--- start PROVIDED DATA ---

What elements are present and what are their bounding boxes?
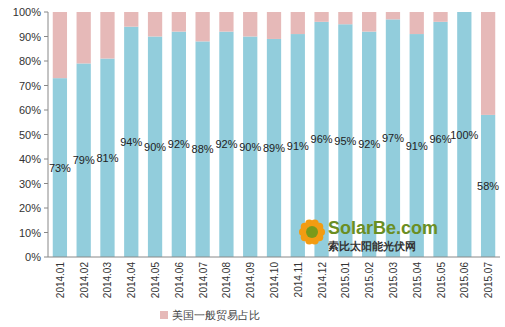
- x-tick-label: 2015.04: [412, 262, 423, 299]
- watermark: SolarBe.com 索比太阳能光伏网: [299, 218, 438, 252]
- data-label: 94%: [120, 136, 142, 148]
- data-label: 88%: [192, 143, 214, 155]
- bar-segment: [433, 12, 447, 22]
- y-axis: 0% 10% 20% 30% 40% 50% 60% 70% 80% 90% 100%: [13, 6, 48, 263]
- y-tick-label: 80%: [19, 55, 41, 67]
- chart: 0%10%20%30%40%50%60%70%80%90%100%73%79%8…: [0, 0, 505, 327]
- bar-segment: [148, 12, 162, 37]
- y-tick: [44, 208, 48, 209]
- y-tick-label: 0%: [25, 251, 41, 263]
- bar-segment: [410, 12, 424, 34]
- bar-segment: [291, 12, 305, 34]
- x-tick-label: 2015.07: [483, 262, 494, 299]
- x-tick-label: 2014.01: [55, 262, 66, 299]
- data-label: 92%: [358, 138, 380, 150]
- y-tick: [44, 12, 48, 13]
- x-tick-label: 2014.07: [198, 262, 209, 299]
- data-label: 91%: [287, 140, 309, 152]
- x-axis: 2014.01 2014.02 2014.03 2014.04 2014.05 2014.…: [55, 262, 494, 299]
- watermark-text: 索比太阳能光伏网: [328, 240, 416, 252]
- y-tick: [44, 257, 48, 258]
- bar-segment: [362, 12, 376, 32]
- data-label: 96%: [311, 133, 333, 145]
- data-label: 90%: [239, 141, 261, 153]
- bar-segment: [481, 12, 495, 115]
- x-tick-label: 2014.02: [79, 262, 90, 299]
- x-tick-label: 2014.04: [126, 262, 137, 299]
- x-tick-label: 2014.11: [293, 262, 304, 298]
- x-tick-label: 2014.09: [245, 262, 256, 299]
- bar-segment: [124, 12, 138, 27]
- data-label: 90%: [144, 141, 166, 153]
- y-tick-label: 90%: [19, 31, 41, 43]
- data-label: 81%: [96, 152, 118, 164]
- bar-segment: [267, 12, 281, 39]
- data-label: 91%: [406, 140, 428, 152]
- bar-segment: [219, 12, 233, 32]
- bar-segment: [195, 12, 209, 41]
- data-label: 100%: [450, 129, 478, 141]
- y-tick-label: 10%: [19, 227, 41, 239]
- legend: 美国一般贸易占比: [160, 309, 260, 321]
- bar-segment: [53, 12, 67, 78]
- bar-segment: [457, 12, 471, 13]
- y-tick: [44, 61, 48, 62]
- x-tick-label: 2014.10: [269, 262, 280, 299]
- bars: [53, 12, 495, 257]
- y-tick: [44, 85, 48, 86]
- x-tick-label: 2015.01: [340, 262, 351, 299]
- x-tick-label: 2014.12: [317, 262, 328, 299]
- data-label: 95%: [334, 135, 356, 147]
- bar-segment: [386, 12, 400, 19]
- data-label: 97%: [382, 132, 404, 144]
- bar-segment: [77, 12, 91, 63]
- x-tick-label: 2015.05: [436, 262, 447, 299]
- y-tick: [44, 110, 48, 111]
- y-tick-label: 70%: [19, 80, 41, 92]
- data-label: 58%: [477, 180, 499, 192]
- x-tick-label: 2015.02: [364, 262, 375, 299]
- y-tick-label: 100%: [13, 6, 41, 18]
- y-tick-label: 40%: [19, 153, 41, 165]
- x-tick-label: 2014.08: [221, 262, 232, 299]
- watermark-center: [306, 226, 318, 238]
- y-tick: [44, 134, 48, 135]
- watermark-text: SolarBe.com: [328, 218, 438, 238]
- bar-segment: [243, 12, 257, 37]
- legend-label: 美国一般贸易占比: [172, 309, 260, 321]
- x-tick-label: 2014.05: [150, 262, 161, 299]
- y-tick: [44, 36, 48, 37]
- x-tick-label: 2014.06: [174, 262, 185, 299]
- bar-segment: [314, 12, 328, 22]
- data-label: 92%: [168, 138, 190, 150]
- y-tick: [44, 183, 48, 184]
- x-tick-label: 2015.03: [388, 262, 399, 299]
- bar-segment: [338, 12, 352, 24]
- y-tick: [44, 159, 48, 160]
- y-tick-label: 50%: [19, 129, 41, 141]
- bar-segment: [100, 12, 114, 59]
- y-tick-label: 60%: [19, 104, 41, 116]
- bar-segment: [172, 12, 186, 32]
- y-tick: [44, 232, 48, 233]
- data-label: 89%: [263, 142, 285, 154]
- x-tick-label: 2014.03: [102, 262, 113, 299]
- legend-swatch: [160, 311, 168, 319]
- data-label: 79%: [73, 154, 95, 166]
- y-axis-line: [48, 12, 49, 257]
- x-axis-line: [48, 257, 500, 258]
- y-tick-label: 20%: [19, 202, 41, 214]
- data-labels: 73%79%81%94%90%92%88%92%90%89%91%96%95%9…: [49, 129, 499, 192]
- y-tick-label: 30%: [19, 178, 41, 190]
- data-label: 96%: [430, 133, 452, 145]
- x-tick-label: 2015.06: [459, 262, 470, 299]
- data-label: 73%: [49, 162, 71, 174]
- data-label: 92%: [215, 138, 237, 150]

--- end PROVIDED DATA ---

**GIVEN INSTRUCTION:**
Reproduce the material without any change, starting with the line that contains "- x-tick-label: 2015.04: [412, 262, 423, 299]" and going on through the line that contains "- bar-segment: [267, 12, 281, 39]".

**RESPONSE BELOW:**
- x-tick-label: 2015.04: [412, 262, 423, 299]
- watermark: SolarBe.com 索比太阳能光伏网: [299, 218, 438, 252]
- data-label: 94%: [120, 136, 142, 148]
- data-label: 88%: [192, 143, 214, 155]
- bar-segment: [433, 12, 447, 22]
- y-axis: 0% 10% 20% 30% 40% 50% 60% 70% 80% 90% 100%: [13, 6, 48, 263]
- y-tick-label: 80%: [19, 55, 41, 67]
- chart: 0%10%20%30%40%50%60%70%80%90%100%73%79%8…: [0, 0, 505, 327]
- bar-segment: [148, 12, 162, 37]
- y-tick: [44, 208, 48, 209]
- y-tick-label: 0%: [25, 251, 41, 263]
- bar-segment: [410, 12, 424, 34]
- bar-segment: [291, 12, 305, 34]
- x-tick-label: 2015.07: [483, 262, 494, 299]
- x-tick-label: 2014.01: [55, 262, 66, 299]
- data-label: 92%: [358, 138, 380, 150]
- y-tick: [44, 12, 48, 13]
- x-tick-label: 2014.07: [198, 262, 209, 299]
- data-label: 91%: [287, 140, 309, 152]
- x-axis: 2014.01 2014.02 2014.03 2014.04 2014.05 2014.…: [55, 262, 494, 299]
- watermark-text: 索比太阳能光伏网: [328, 240, 416, 252]
- y-tick: [44, 257, 48, 258]
- bar-segment: [362, 12, 376, 32]
- data-label: 96%: [311, 133, 333, 145]
- data-label: 90%: [239, 141, 261, 153]
- bar-segment: [481, 12, 495, 115]
- x-tick-label: 2014.02: [79, 262, 90, 299]
- x-tick-label: 2014.04: [126, 262, 137, 299]
- x-tick-label: 2014.11: [293, 262, 304, 298]
- x-tick-label: 2014.09: [245, 262, 256, 299]
- bar-segment: [124, 12, 138, 27]
- data-label: 90%: [144, 141, 166, 153]
- y-tick-label: 90%: [19, 31, 41, 43]
- data-label: 81%: [96, 152, 118, 164]
- bar-segment: [267, 12, 281, 39]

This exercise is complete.